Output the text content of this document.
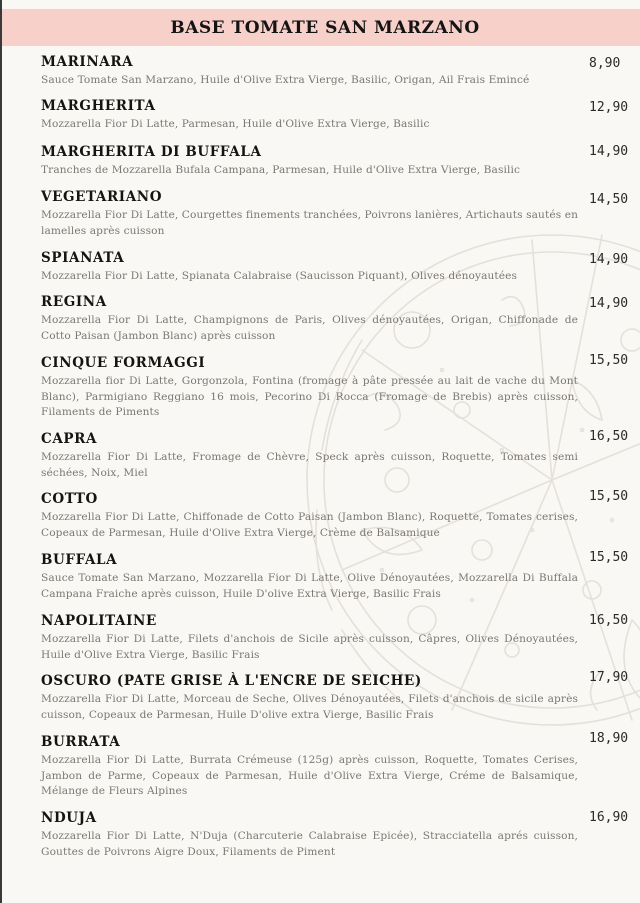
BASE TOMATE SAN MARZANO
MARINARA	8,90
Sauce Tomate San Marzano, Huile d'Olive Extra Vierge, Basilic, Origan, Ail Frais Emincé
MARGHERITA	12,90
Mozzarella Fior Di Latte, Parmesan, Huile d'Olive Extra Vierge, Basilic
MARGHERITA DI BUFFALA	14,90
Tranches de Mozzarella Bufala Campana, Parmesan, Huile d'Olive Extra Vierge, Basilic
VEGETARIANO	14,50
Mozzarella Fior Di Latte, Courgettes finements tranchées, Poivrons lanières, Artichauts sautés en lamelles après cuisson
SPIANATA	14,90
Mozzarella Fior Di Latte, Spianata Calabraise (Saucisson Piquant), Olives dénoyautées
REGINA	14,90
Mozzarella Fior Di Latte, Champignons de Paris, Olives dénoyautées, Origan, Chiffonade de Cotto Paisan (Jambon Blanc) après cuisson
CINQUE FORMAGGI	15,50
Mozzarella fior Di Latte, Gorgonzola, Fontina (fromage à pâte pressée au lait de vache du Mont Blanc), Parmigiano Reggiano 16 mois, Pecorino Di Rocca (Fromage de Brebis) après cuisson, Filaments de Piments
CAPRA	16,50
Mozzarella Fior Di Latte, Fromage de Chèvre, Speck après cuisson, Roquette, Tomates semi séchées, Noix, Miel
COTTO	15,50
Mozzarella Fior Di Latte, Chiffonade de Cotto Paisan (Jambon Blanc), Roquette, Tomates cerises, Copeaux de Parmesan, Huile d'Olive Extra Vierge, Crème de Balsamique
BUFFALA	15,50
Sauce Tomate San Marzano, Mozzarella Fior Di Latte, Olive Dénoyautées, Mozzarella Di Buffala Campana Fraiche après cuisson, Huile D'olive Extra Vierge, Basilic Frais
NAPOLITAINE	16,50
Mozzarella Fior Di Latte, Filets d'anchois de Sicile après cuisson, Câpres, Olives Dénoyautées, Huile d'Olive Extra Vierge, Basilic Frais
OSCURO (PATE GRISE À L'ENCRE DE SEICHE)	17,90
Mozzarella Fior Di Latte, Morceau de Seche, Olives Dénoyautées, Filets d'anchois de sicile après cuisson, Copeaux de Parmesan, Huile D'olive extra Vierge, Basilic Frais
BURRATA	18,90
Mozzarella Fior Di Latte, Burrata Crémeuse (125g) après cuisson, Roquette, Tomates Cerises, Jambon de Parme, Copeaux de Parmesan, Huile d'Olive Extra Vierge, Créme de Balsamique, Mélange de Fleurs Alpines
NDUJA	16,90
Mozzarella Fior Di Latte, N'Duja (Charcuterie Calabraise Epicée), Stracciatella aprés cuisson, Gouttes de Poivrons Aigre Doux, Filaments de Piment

::::

_Task statement_
Only the number is wanted: how many lines of the material above include the word "anchois"?

_Result_
2